Given information.
....
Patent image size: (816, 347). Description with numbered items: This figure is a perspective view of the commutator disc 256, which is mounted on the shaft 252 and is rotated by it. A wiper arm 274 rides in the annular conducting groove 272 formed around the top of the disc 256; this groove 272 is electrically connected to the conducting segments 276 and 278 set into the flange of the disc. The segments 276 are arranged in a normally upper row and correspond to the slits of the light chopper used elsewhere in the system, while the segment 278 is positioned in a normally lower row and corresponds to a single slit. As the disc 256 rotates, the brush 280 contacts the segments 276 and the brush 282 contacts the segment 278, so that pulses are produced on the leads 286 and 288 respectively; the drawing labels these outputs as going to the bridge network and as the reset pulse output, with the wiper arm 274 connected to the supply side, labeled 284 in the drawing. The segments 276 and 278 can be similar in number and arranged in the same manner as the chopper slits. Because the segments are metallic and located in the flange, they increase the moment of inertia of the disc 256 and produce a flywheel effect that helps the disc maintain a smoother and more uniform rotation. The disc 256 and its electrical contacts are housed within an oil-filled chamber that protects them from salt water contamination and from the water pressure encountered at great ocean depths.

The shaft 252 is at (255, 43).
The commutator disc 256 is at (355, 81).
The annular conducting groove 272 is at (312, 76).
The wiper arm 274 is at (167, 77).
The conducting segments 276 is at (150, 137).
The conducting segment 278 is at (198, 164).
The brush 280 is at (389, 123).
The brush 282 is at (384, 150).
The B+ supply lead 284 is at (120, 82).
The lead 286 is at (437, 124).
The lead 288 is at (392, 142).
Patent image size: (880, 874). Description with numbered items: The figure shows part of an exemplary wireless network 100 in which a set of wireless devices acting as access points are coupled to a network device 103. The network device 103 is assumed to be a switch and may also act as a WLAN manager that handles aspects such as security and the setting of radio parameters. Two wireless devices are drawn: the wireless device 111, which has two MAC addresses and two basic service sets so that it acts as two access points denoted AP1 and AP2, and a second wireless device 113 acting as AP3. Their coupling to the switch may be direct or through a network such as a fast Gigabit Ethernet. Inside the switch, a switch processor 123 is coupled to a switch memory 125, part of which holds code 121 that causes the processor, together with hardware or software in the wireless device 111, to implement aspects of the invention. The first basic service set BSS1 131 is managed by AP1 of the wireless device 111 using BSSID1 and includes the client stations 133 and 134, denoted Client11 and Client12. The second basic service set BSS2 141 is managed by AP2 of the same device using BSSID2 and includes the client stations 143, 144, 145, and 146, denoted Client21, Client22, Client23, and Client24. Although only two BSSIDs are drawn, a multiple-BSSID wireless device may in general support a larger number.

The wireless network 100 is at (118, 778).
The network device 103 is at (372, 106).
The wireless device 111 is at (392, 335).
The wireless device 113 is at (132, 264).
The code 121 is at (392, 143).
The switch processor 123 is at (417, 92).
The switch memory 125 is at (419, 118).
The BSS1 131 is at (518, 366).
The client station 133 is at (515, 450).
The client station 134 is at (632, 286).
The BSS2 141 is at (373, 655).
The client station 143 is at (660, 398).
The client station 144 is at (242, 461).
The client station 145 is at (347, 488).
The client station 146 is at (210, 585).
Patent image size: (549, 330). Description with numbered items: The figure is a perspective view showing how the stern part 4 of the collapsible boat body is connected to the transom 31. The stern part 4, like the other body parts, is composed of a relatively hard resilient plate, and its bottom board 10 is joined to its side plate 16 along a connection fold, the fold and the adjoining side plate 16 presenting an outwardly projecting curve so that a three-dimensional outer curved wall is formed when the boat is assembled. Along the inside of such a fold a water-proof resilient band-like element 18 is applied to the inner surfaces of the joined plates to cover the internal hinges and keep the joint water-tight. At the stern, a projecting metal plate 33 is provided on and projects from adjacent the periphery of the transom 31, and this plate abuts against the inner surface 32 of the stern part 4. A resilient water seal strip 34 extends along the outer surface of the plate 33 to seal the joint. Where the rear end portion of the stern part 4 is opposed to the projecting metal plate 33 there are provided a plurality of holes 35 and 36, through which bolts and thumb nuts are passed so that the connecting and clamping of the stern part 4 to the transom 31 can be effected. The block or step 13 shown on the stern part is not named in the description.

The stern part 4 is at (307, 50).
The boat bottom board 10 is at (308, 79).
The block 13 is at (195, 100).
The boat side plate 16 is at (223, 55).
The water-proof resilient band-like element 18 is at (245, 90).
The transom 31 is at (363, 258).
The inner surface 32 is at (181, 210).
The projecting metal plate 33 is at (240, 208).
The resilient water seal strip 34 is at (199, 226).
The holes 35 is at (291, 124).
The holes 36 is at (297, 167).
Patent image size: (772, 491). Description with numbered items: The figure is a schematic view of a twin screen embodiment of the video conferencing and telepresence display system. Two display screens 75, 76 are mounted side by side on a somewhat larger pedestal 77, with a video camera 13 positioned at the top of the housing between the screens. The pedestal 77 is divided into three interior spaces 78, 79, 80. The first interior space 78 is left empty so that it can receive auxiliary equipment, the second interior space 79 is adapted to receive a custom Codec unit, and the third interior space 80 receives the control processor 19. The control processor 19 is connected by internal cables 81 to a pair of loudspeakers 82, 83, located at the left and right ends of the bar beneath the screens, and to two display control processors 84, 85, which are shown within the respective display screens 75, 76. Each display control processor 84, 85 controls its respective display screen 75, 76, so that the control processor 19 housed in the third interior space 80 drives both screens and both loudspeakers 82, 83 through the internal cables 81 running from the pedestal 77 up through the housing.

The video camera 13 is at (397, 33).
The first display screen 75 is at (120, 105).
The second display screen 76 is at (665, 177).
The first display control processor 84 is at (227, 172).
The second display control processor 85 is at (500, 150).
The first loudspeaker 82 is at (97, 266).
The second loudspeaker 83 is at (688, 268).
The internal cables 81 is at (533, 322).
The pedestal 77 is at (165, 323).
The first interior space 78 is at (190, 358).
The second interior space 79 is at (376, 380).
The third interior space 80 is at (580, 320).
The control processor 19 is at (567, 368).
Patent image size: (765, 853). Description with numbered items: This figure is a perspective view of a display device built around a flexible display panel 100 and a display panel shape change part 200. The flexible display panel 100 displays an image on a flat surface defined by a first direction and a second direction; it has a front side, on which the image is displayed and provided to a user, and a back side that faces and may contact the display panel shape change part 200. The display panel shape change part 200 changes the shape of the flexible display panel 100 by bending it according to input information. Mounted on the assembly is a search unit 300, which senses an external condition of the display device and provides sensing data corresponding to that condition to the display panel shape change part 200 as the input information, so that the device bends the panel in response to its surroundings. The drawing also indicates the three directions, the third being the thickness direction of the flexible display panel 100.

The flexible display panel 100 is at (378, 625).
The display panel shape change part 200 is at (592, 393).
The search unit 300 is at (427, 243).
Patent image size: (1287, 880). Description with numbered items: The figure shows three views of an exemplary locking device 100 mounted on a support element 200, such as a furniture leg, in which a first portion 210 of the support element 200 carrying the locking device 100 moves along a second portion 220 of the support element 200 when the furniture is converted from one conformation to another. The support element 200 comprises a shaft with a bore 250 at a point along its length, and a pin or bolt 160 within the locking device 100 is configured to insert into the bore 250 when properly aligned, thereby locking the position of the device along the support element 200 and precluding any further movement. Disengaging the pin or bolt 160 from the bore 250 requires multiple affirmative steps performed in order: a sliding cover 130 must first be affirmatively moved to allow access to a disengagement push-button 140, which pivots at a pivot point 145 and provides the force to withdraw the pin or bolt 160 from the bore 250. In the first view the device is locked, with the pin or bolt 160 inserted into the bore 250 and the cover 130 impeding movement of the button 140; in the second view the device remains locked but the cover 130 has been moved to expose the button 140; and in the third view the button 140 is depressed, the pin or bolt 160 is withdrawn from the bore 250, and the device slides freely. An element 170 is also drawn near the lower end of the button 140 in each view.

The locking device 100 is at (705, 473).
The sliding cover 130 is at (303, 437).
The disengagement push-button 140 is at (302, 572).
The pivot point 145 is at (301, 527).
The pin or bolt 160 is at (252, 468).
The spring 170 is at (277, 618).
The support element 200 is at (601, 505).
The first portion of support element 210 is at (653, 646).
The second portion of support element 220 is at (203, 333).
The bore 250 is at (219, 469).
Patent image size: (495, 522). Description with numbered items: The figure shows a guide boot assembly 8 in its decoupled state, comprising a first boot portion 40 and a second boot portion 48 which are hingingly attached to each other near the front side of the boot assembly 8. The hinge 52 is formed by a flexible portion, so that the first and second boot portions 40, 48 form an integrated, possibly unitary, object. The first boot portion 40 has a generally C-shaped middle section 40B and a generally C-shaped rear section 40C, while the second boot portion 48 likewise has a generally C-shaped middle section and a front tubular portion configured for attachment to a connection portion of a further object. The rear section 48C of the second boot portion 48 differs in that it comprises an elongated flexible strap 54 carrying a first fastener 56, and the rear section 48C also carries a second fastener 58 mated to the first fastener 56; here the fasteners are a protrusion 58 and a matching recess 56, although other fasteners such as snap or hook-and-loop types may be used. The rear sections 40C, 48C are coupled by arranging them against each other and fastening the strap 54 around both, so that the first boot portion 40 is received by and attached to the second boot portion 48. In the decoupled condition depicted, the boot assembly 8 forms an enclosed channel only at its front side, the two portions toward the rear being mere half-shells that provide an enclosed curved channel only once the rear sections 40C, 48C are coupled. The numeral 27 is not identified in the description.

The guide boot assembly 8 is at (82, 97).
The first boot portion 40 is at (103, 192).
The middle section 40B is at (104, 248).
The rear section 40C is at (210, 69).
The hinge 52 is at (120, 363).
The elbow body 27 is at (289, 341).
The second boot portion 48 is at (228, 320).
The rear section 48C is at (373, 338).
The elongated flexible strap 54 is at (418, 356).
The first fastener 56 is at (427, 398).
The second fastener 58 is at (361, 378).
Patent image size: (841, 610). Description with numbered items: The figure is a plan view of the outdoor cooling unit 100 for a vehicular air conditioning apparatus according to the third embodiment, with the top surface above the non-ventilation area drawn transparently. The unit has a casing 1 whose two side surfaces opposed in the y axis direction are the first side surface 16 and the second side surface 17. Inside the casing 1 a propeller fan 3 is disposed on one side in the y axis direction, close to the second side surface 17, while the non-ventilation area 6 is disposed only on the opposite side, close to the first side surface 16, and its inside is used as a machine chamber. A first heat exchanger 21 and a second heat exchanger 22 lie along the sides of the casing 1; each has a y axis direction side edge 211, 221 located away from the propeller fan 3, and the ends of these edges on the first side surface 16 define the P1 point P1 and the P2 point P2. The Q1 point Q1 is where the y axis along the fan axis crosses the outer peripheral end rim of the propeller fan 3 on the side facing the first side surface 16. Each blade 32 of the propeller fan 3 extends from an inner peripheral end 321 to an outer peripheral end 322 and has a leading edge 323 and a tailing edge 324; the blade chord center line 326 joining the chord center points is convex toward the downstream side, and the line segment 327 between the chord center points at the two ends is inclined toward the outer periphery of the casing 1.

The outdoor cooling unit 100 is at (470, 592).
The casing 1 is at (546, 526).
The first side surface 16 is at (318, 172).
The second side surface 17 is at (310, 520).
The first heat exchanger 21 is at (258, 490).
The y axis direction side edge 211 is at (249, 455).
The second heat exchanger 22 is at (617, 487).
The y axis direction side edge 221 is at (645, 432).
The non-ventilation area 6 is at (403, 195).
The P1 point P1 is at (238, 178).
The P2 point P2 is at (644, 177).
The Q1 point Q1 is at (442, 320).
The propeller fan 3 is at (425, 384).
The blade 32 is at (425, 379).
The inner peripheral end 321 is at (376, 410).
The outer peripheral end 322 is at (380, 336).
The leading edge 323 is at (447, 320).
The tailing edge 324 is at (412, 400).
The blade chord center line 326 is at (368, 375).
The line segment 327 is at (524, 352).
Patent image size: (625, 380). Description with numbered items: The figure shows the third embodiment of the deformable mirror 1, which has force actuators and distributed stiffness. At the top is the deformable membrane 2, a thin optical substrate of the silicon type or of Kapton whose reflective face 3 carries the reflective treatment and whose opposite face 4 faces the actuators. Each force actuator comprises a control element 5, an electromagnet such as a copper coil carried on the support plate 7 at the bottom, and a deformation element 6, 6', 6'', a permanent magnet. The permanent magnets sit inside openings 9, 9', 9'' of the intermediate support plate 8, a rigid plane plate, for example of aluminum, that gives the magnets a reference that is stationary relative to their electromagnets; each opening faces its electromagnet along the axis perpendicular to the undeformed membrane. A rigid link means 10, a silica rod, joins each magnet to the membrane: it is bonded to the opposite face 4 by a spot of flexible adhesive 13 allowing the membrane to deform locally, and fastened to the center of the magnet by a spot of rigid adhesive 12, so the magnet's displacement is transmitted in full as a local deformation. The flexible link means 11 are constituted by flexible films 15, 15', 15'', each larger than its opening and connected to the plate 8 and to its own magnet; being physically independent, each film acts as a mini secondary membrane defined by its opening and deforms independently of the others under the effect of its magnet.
....
Problem to work on. Rewrite the rows between the line holding "Patent image size: (765, 853)." and the line holding "The search unit 300 is at (427, 243).", inclusive, as a numbered list. Omit any blank lines.

Complete answer.
1. Patent image size: (765, 853). Description with numbered items: This figure is a perspective view of a display device built around a flexible display panel 100 and a display panel shape change part 200. The flexible display panel 100 displays an image on a flat surface defined by a first direction and a second direction; it has a front side, on which the image is displayed and provided to a user, and a back side that faces and may contact the display panel shape change part 200. The display panel shape change part 200 changes the shape of the flexible display panel 100 by bending it according to input information. Mounted on the assembly is a search unit 300, which senses an external condition of the display device and provides sensing data corresponding to that condition to the display panel shape change part 200 as the input information, so that the device bends the panel in response to its surroundings. The drawing also indicates the three directions, the third being the thickness direction of the flexible display panel 100.
2. The flexible display panel 100 is at (378, 625).
3. The display panel shape change part 200 is at (592, 393).
4. The search unit 300 is at (427, 243).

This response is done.